= Delos Wickens =

Delos Donald "Wick" Wickens (October 6, 1909 – April 9, 1988) was an American experimental research psychologist, behaviorist, and author. He taught at Ohio State University from 1946 until his retirement in 1980.

Wickens discovered the release from proactive inhibition through his research on proactive interference buildup. His analysis of human behavior culminated in his work “Encoding Categories of Words; an Empirical Approach to Meaning,” which was published in Psychological Review and remains one of the most widely cited articles in the history of recent psychology. Over the years, Wickens published his research findings predominantly in the Journal of Experimental Psychology and the Bulletin of the Psychometric Society.

==Biography==
Wickens was born on October 6, 1909, in Rochester, New York. He received a BA from Centre College in 1931 followed by an MA in English literature and a PhD in Psychology at the University of North Carolina in 1933. While a graduate student, “Wick,” as he was called by his friends, was employed part-time taking care of laboratory research animals for the Psychology Department, which contributed to his fascination with animal research and the experimental approach toward understanding human and animal behavior. He was married to Carol Dow Wickens, who often helped him with his research, until her death in 1982.

Over the years he received a number of honors and awards. These included the American Psychological Foundation’s Distinguished Teaching Award, the highly prestigious Warren Medal from the Society of Experimental Psychologists, a Distinguished Alumni Award from the University of North Carolina, and a Distinguished Research Award from Ohio State University. He was a prolific writer, authoring or coauthoring over 100 experimental or theoretical articles, contributing the section on classical conditioning to the Encyclopedia of Psychology, and was associate editor of the Journal of Experimental Psychology from 1966 to 1973. It is estimated that during his 35 years at OSU he helped over 1,000 graduate students from all fields of psychology, and 79 psychologists completed their PhDs under his direction.

Wick died in his sleep on April 9, 1988, in Champaign-Urbana, Illinois. He is survived by two sons, both professors of psychology: Christopher, University of Illinois at Urbana–Champaign, and Thomas, University of California at Los Angeles.

■ **COLLECTED DATA**
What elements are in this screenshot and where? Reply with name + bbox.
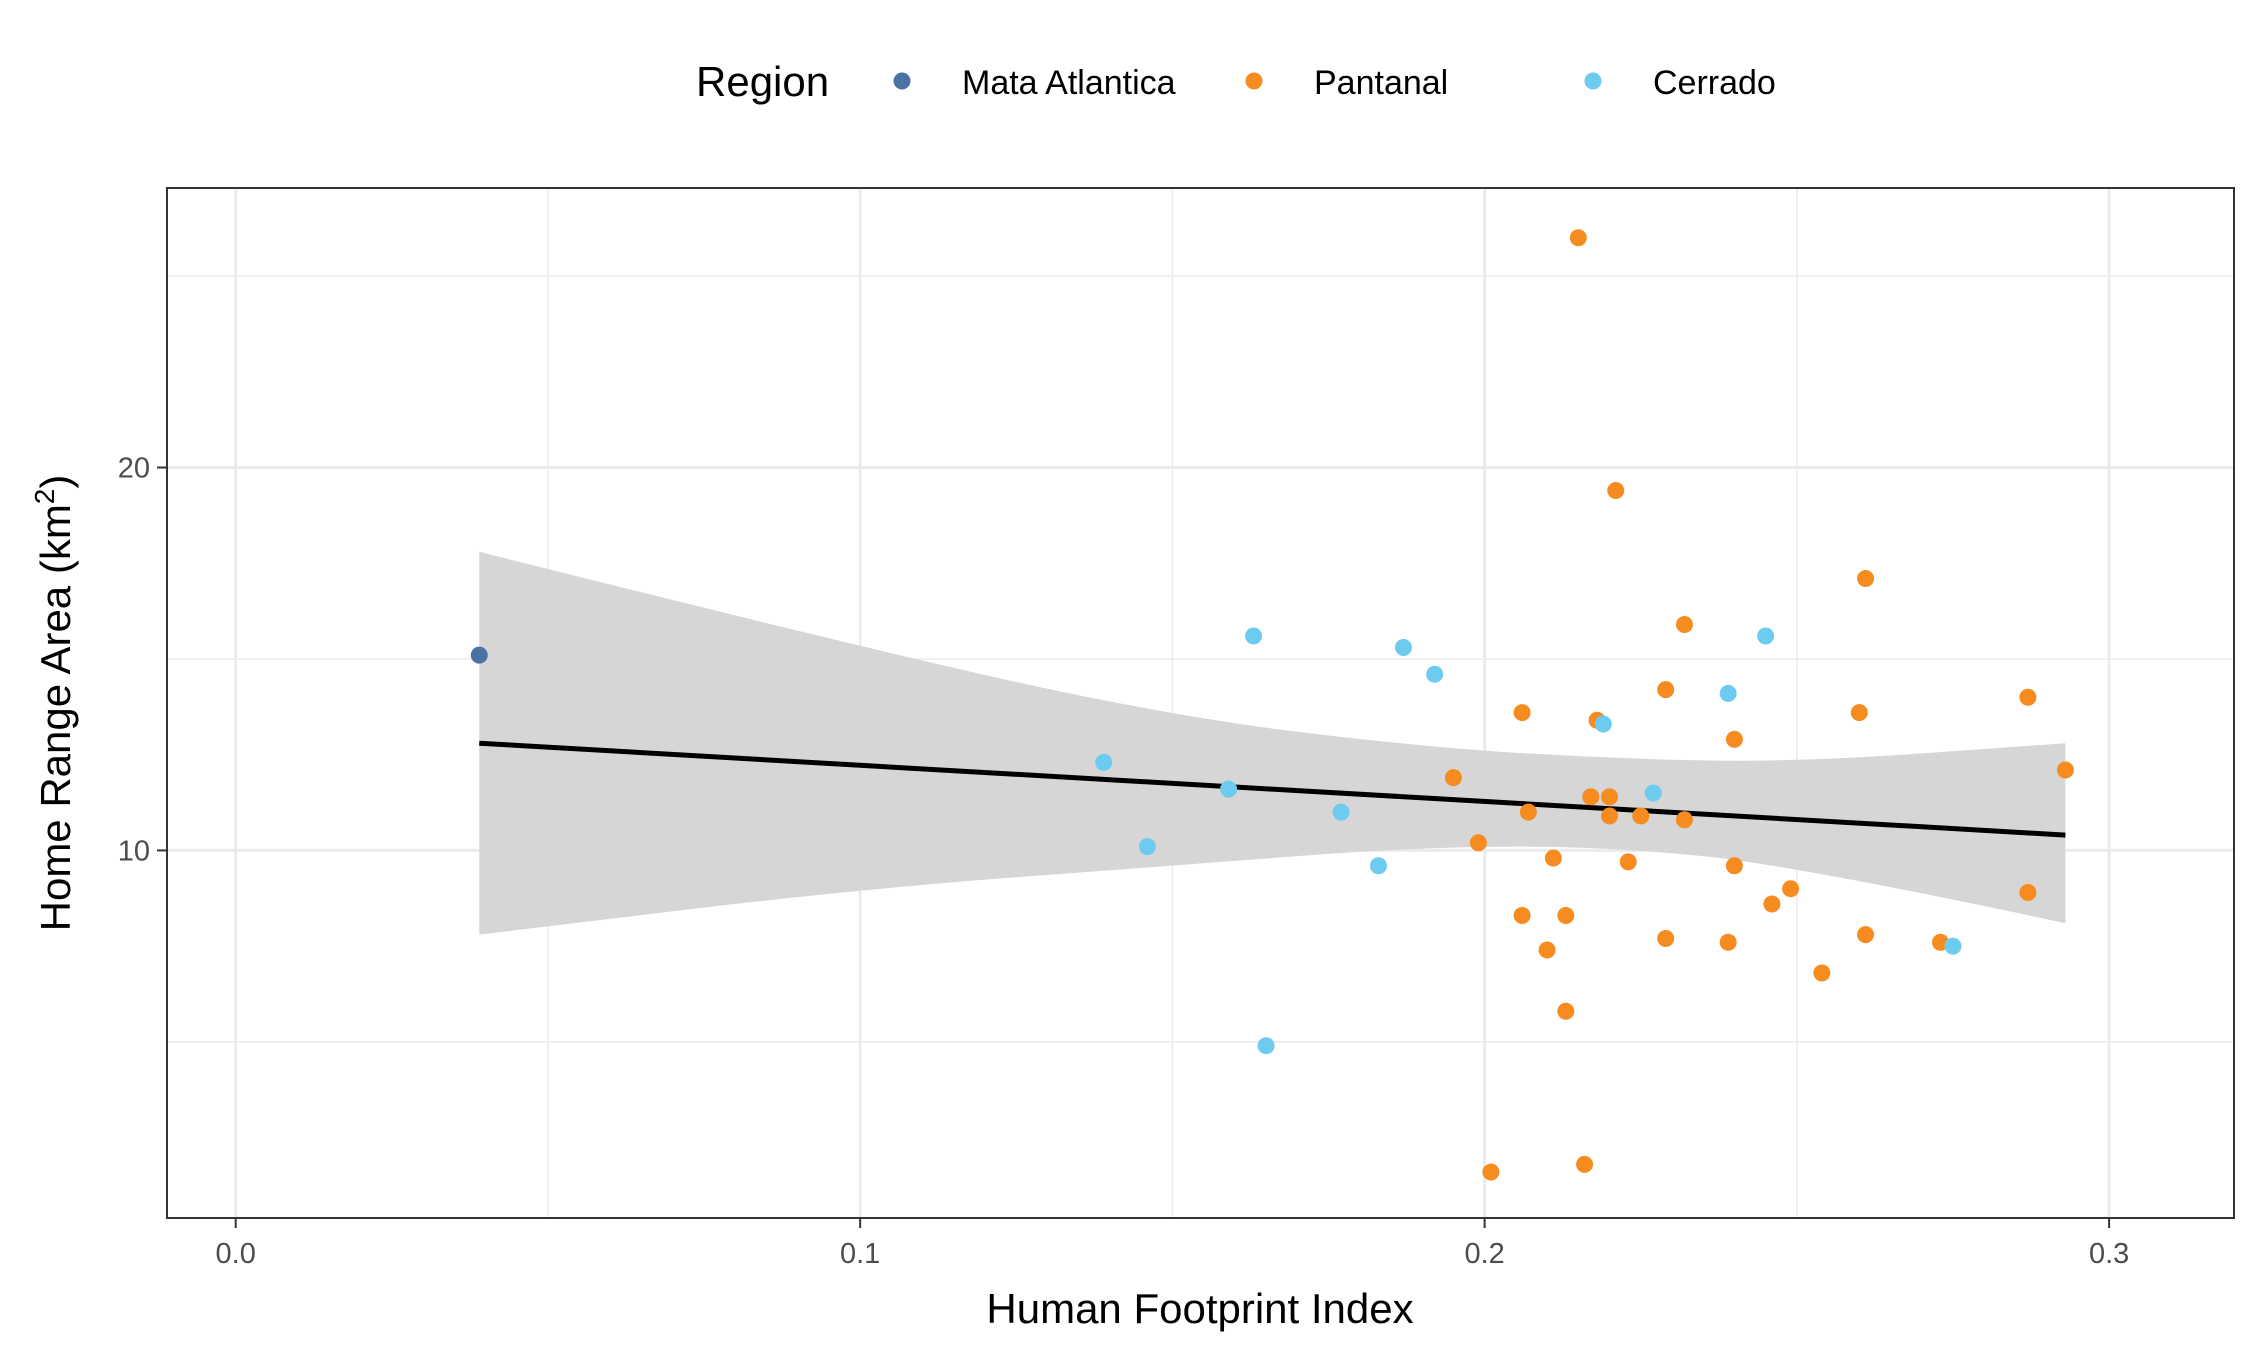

■ **DIRECTIVE**
Turn the paragraph in the Wickens biography that begins "Over the years he received a number of honors" into a bulleted list of its main facts. The data has nothing to do with the biography of Delos Wickens.

■ **THE RESULT**
- Honors and awards: the American Psychological Foundation's Distinguished Teaching Award, the Warren Medal from the Society of Experimental Psychologists, a Distinguished Alumni Award from the University of North Carolina, and a Distinguished Research Award from Ohio State University
- Authored or coauthored over 100 experimental or theoretical articles
- Contributed the section on classical conditioning to the Encyclopedia of Psychology
- Served as associate editor of the Journal of Experimental Psychology from 1966 to 1973
- Helped an estimated 1,000+ graduate students from all fields of psychology during his 35 years at OSU
- Directed 79 psychologists through their PhDs